(Records that describe figures)
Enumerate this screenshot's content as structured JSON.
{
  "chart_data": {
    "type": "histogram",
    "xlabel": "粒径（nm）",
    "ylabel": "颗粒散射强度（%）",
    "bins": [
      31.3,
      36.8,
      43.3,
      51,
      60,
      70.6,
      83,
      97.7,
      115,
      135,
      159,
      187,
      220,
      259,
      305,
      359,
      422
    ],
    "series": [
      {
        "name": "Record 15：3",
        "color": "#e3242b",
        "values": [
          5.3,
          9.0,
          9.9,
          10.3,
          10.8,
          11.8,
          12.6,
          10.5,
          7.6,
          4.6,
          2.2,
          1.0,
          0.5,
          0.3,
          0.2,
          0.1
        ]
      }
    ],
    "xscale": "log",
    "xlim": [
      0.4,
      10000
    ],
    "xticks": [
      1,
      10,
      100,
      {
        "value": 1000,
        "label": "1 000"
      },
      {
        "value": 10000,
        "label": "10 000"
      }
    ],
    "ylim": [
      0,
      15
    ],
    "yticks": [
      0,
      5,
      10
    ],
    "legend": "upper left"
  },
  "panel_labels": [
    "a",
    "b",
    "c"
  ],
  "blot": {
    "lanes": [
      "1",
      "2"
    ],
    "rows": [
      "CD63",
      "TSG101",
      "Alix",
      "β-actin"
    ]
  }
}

• [Problem requirements] Copy out the whole listing exactly as written.

• [Problem solution]
Enumerate this screenshot's content as structured JSON.
{
  "chart_data": {
    "type": "histogram",
    "xlabel": "粒径（nm）",
    "ylabel": "颗粒散射强度（%）",
    "bins": [
      31.3,
      36.8,
      43.3,
      51,
      60,
      70.6,
      83,
      97.7,
      115,
      135,
      159,
      187,
      220,
      259,
      305,
      359,
      422
    ],
    "series": [
      {
        "name": "Record 15：3",
        "color": "#e3242b",
        "values": [
          5.3,
          9.0,
          9.9,
          10.3,
          10.8,
          11.8,
          12.6,
          10.5,
          7.6,
          4.6,
          2.2,
          1.0,
          0.5,
          0.3,
          0.2,
          0.1
        ]
      }
    ],
    "xscale": "log",
    "xlim": [
      0.4,
      10000
    ],
    "xticks": [
      1,
      10,
      100,
      {
        "value": 1000,
        "label": "1 000"
      },
      {
        "value": 10000,
        "label": "10 000"
      }
    ],
    "ylim": [
      0,
      15
    ],
    "yticks": [
      0,
      5,
      10
    ],
    "legend": "upper left"
  },
  "panel_labels": [
    "a",
    "b",
    "c"
  ],
  "blot": {
    "lanes": [
      "1",
      "2"
    ],
    "rows": [
      "CD63",
      "TSG101",
      "Alix",
      "β-actin"
    ]
  }
}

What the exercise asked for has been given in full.